PROBLEM REQUIREMENTS.
Give the listing below again in full, exactly as written.

LISTED RECORDS.
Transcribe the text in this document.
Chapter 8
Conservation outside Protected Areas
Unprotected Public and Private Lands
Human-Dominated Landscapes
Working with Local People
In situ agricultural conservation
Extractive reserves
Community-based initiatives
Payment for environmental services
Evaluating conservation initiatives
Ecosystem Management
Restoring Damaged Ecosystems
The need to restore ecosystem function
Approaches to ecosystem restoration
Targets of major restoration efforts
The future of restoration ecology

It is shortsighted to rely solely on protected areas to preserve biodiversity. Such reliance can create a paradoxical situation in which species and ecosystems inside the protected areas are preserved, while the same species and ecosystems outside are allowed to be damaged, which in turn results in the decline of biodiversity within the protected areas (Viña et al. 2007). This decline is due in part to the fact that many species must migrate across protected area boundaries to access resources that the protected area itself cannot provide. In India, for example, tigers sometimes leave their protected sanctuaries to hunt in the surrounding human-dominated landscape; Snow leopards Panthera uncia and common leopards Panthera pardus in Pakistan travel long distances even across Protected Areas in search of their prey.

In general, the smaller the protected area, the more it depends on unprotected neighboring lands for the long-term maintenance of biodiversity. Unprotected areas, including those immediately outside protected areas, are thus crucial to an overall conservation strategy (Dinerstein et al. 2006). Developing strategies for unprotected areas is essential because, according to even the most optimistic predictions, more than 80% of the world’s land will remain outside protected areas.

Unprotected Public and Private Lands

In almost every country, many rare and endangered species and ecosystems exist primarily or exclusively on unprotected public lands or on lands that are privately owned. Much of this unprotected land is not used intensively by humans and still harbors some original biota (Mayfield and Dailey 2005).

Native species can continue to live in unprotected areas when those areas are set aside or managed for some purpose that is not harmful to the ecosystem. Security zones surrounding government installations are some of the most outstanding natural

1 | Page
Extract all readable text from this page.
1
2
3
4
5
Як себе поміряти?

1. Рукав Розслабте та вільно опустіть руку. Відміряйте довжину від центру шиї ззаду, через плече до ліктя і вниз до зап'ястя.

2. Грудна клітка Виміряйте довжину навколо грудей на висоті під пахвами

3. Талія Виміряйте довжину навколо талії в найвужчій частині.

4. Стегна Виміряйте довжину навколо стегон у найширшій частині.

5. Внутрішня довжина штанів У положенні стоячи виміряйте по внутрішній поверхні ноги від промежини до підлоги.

IN RESPONSE.
Transcribe the text in this document.
Chapter 8
Conservation outside Protected Areas
Unprotected Public and Private Lands
Human-Dominated Landscapes
Working with Local People
In situ agricultural conservation
Extractive reserves
Community-based initiatives
Payment for environmental services
Evaluating conservation initiatives
Ecosystem Management
Restoring Damaged Ecosystems
The need to restore ecosystem function
Approaches to ecosystem restoration
Targets of major restoration efforts
The future of restoration ecology

It is shortsighted to rely solely on protected areas to preserve biodiversity. Such reliance can create a paradoxical situation in which species and ecosystems inside the protected areas are preserved, while the same species and ecosystems outside are allowed to be damaged, which in turn results in the decline of biodiversity within the protected areas (Viña et al. 2007). This decline is due in part to the fact that many species must migrate across protected area boundaries to access resources that the protected area itself cannot provide. In India, for example, tigers sometimes leave their protected sanctuaries to hunt in the surrounding human-dominated landscape; Snow leopards Panthera uncia and common leopards Panthera pardus in Pakistan travel long distances even across Protected Areas in search of their prey.

In general, the smaller the protected area, the more it depends on unprotected neighboring lands for the long-term maintenance of biodiversity. Unprotected areas, including those immediately outside protected areas, are thus crucial to an overall conservation strategy (Dinerstein et al. 2006). Developing strategies for unprotected areas is essential because, according to even the most optimistic predictions, more than 80% of the world’s land will remain outside protected areas.

Unprotected Public and Private Lands

In almost every country, many rare and endangered species and ecosystems exist primarily or exclusively on unprotected public lands or on lands that are privately owned. Much of this unprotected land is not used intensively by humans and still harbors some original biota (Mayfield and Dailey 2005).

Native species can continue to live in unprotected areas when those areas are set aside or managed for some purpose that is not harmful to the ecosystem. Security zones surrounding government installations are some of the most outstanding natural

1 | Page
Extract all readable text from this page.
1
2
3
4
5
Як себе поміряти?

1. Рукав Розслабте та вільно опустіть руку. Відміряйте довжину від центру шиї ззаду, через плече до ліктя і вниз до зап'ястя.

2. Грудна клітка Виміряйте довжину навколо грудей на висоті під пахвами

3. Талія Виміряйте довжину навколо талії в найвужчій частині.

4. Стегна Виміряйте довжину навколо стегон у найширшій частині.

5. Внутрішня довжина штанів У положенні стоячи виміряйте по внутрішній поверхні ноги від промежини до підлоги.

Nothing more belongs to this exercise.